[Figure data in JSON]
###
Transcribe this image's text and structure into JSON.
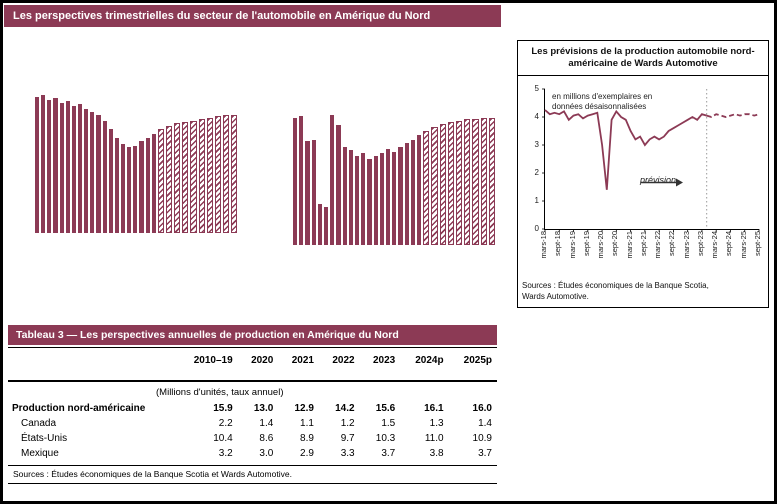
{
  "page": {
    "header": "Les perspectives trimestrielles du secteur de l'automobile en Amérique du Nord"
  },
  "accent_color": "#8c3a55",
  "chart_data": [
    {
      "id": "left-bar-chart-1",
      "type": "bar",
      "values": [
        4.6,
        4.65,
        4.5,
        4.55,
        4.4,
        4.45,
        4.3,
        4.35,
        4.2,
        4.1,
        4.0,
        3.8,
        3.5,
        3.2,
        3.0,
        2.9,
        2.95,
        3.1,
        3.2,
        3.35,
        3.5,
        3.6,
        3.7,
        3.75,
        3.8,
        3.85,
        3.9,
        3.95,
        4.0,
        4.0
      ],
      "forecast_start_index": 20,
      "forecast_hatched": true,
      "ylim": [
        0,
        5
      ]
    },
    {
      "id": "left-bar-chart-2",
      "type": "bar",
      "values": [
        4.3,
        4.35,
        3.5,
        3.55,
        1.4,
        1.3,
        4.4,
        4.05,
        3.3,
        3.2,
        3.0,
        3.1,
        2.9,
        3.0,
        3.1,
        3.25,
        3.15,
        3.3,
        3.45,
        3.55,
        3.7,
        3.85,
        4.0,
        4.1,
        4.15,
        4.2,
        4.25,
        4.25,
        4.3,
        4.3
      ],
      "forecast_start_index": 21,
      "forecast_hatched": true,
      "ylim": [
        0,
        5
      ]
    },
    {
      "id": "wards-line-chart",
      "type": "line",
      "title": "Les prévisions de la production automobile nord-américaine de Wards Automotive",
      "note": "en millions d'exemplaires en données désaisonnalisées",
      "annotation": "prévision",
      "x_labels": [
        "mars-18",
        "sept-18",
        "mars-19",
        "sept-19",
        "mars-20",
        "sept-20",
        "mars-21",
        "sept-21",
        "mars-22",
        "sept-22",
        "mars-23",
        "sept-23",
        "mars-24",
        "sept-24",
        "mars-25",
        "sept-25"
      ],
      "values": [
        4.25,
        4.1,
        4.15,
        4.1,
        4.2,
        3.9,
        4.05,
        4.1,
        3.95,
        4.05,
        4.1,
        4.15,
        3.0,
        1.4,
        3.9,
        4.2,
        4.0,
        3.9,
        3.5,
        3.2,
        3.3,
        3.0,
        3.2,
        3.3,
        3.2,
        3.3,
        3.5,
        3.6,
        3.7,
        3.8,
        3.9,
        4.0,
        3.9,
        4.1,
        4.05,
        4.0,
        4.1,
        4.05,
        4.0,
        4.05,
        4.1,
        4.05,
        4.1,
        4.1,
        4.05,
        4.1
      ],
      "forecast_start_index": 34,
      "ylim": [
        0,
        5
      ],
      "yticks": [
        0,
        1,
        2,
        3,
        4,
        5
      ],
      "legend": "none",
      "sources": "Sources : Études économiques de la Banque Scotia, Wards Automotive."
    }
  ],
  "table3": {
    "title": "Tableau 3 — Les perspectives annuelles de production en Amérique du Nord",
    "columns": [
      "2010–19",
      "2020",
      "2021",
      "2022",
      "2023",
      "2024p",
      "2025p"
    ],
    "units_note": "(Millions d'unités, taux annuel)",
    "rows": [
      {
        "label": "Production nord-américaine",
        "values": [
          "15.9",
          "13.0",
          "12.9",
          "14.2",
          "15.6",
          "16.1",
          "16.0"
        ]
      },
      {
        "label": "Canada",
        "values": [
          "2.2",
          "1.4",
          "1.1",
          "1.2",
          "1.5",
          "1.3",
          "1.4"
        ]
      },
      {
        "label": "États-Unis",
        "values": [
          "10.4",
          "8.6",
          "8.9",
          "9.7",
          "10.3",
          "11.0",
          "10.9"
        ]
      },
      {
        "label": "Mexique",
        "values": [
          "3.2",
          "3.0",
          "2.9",
          "3.3",
          "3.7",
          "3.8",
          "3.7"
        ]
      }
    ],
    "sources": "Sources : Études économiques de la Banque Scotia et Wards Automotive."
  }
}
###
[Task instructions] Tally the lines of the records holding the word "automobile", then state only the tally.

[Output of the exercise] 2